=== Consignes à suivre ===
1/ Recopiez à l'identique, dans l'extrait fourni, le passage allant de « 3) Évolutions attendues » jusqu'à « valeur pour l’entreprise. ».
2/ Reprenez l'extrait d'entretien consacré à la gestion des données et aux évolutions de l'entreprise pharmaceutique, et poursuivez-le à partir de sa dernière phrase.

Il s’agit aussi de penser l’entreprise comme un réseau composé de ses partenaires internes et externes (fournisseurs, consultants, écosystème technologique local), plutôt que comme une entité isolée. Cette ouverture nous permet de mieux exploiter les ressources, d’être plus flexibles et de bénéficier de la diversité d’expériences et richesse de savoirs.
L’enjeu est également de faire connaître nos métiers au-delà des filières classiques du milieu pharmaceutique, afin d’attirer les nouvelles compétences et les talents dont nous avons besoin, que ce soit en robotique ou dans le domaine du data management.
Quel est le rôle de la gestion des données dans les processus?
La gestion des données devient centrale dans tous nos processus, avec des technologies comme l’intelligence artificielle, qui nous permettent de les exploiter plus rapidement et efficacement. Autrefois l’apanage des départements IT, c’est désormais un domaine fondamental que chaque fonction de l’entreprise doit intégrer et maîtriser.
3) Évolutions attendues dans les cinq prochaines années
Quelles évolutions attendez-vous dans les cinq prochaines années?
Nous n’en sommes, je pense, qu’aux prémices dans le domaine de la gestion des données. Les structures de données et les outils pour les exploiter se mettent en place et, même si nous commençons à en voir les premiers bénéfices, ceux-ci restent encore trop réservés aux experts et peu exploités. La première étape sera donc la démocratisation de ces outils jusqu’au niveau des techniciens de production avec des «use case» générant de la valeur pour l’entreprise.
Quel est à cet égard le rôle du machine learning, de l’IA, etc.?
Le machine learning, les modèles prédictifs, l’IA et la robotisation – virtuelle (pour les processus supports/administratifs) ou physique (pour les processus de fabrication) – seront au cœur des changements à venir. Ils joueront peut-être plus un rôle d’assistants aux tâches qu’un rôle de substitution de l’humain, même si la compétitivité et la robustesse nous orientent vers des lignes fortement automatisées.
Y a-t-il d’autres tendances à prendre en compte?
Une nécessité importante est celle d’une économie durable, donc entre autres réduire notre impact environnemental: développement de l’efficacité énergétique, utilisation des énergies vertes, réduction des déchets.

=== Informations enregistrées ===
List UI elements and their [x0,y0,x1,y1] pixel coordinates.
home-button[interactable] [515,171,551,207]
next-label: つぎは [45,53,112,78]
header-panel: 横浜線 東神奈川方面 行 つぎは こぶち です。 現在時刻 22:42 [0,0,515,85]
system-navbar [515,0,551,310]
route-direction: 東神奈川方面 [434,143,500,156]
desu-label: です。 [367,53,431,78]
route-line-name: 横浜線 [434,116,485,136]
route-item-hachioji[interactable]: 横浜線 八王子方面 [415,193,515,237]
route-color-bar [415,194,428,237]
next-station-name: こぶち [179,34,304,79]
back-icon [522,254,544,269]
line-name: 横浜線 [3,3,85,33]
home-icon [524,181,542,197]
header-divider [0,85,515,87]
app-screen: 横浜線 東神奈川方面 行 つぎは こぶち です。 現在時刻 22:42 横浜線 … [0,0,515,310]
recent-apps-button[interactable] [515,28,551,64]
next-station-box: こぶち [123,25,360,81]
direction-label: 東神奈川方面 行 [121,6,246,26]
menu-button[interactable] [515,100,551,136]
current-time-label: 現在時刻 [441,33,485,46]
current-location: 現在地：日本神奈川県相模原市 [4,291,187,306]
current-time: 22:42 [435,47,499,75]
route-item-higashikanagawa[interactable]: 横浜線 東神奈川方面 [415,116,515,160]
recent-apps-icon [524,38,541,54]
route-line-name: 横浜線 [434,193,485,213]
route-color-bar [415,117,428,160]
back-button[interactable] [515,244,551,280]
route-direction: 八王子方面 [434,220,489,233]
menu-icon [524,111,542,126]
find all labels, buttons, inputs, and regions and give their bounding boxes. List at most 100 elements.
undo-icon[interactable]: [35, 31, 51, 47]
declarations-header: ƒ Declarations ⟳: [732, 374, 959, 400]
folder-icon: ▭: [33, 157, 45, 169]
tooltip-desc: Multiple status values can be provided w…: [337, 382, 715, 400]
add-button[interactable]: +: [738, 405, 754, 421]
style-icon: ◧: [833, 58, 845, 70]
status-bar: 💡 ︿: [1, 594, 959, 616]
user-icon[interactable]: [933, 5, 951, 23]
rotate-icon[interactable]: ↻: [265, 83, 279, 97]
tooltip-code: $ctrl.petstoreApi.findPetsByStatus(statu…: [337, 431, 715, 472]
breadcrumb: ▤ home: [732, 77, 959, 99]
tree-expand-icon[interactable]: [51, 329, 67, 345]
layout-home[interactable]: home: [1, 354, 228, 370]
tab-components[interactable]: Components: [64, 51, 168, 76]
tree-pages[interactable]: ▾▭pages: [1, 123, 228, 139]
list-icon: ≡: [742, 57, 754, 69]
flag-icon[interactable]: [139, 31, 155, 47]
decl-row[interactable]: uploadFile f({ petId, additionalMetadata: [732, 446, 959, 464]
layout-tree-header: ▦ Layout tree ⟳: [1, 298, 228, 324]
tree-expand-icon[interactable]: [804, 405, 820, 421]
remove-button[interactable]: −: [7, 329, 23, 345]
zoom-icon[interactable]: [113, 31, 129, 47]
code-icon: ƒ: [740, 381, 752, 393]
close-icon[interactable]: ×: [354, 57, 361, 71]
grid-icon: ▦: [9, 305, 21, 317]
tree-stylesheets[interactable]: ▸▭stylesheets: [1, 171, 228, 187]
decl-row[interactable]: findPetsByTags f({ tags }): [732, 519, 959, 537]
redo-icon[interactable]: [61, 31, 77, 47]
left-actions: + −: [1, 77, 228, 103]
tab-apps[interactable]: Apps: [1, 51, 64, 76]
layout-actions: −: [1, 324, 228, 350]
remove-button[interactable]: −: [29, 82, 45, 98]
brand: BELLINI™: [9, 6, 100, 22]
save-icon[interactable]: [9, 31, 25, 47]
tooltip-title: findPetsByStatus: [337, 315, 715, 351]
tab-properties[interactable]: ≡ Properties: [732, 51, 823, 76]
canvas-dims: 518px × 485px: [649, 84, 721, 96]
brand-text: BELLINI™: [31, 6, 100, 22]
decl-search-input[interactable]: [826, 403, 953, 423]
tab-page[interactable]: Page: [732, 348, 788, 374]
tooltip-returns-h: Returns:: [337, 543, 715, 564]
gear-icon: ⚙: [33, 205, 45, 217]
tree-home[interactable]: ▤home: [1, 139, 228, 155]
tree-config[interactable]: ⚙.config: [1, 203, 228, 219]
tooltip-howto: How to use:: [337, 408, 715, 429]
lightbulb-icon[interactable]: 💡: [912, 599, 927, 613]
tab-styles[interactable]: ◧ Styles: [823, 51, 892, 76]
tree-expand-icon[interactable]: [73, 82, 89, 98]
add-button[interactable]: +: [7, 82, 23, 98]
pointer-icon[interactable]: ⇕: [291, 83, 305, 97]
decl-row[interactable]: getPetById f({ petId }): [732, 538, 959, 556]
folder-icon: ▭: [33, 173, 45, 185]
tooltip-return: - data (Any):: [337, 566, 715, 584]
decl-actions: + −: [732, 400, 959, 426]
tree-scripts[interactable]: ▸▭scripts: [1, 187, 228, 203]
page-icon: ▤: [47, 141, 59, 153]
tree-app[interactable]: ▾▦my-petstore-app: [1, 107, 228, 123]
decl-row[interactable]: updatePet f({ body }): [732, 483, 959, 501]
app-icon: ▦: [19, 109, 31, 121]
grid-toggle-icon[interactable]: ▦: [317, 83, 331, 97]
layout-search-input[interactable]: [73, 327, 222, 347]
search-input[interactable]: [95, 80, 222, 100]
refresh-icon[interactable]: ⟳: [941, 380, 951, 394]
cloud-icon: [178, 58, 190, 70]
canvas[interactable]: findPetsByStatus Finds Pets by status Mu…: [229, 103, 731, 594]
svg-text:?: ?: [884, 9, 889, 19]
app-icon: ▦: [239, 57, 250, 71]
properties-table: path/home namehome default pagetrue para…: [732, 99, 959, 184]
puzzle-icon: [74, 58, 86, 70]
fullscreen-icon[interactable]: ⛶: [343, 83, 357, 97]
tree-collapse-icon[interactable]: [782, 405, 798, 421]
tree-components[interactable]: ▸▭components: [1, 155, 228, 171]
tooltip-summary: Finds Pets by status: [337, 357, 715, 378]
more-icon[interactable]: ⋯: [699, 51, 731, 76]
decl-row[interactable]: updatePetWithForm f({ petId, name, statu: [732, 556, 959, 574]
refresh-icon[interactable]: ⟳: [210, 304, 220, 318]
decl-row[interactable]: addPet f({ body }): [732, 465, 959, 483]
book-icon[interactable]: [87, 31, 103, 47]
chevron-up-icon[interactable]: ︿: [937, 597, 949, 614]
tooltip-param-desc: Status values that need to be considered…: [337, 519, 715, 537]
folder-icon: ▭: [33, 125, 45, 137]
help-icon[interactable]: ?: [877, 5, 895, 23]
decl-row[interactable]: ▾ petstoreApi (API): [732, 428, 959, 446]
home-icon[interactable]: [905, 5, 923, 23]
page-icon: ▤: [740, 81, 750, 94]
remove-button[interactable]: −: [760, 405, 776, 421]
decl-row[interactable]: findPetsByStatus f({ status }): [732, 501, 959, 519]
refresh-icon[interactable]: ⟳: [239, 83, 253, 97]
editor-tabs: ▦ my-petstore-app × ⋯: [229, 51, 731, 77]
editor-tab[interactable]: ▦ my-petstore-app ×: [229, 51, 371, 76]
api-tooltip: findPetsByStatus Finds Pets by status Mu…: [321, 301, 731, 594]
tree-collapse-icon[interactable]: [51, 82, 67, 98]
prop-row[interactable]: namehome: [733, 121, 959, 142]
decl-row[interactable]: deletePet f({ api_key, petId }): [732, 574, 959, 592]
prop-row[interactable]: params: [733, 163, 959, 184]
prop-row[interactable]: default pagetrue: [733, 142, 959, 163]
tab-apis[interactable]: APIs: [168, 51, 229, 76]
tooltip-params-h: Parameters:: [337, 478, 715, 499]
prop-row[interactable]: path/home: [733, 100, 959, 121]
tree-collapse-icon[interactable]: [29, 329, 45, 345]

=== Réponses attendues ===
1/
3) Évolutions attendues dans les cinq prochaines années
Quelles évolutions attendez-vous dans les cinq prochaines années?
Nous n’en sommes, je pense, qu’aux prémices dans le domaine de la gestion des données. Les structures de données et les outils pour les exploiter se mettent en place et, même si nous commençons à en voir les premiers bénéfices, ceux-ci restent encore trop réservés aux experts et peu exploités. La première étape sera donc la démocratisation de ces outils jusqu’au niveau des techniciens de production avec des «use case» générant de la valeur pour l’entreprise.

2/
D’un point de vue supply chain, les incertitudes géopolitiques et les impacts de la pandémie de COVID-19 ont mis en lumière la nécessité de réévaluer et diversifier les processus de production critiques.
Le digital proprement dit a un impact environnemental non négligeable. Dans le même temps, les capacités digitales permettent aussi d’identifier des opportunités nouvelles, par exemple pour optimiser notre consommation d’énergie. Cet exemple pris pour l’environnement s’applique sur tous les domaines. La transformation digitale permet de connecter des domaines qui ne l’étaient pas, de rendre visibles et exploiter rapidement des informations jusqu’ici inexplorées et ouvre des possibilités nouvelles et uniques. Reste à définir les priorités pour ne pas s’éparpiller et créer de la valeur, là est le défi de toute entreprise aujourd’hui.
Et qu’en est-il en Suisse?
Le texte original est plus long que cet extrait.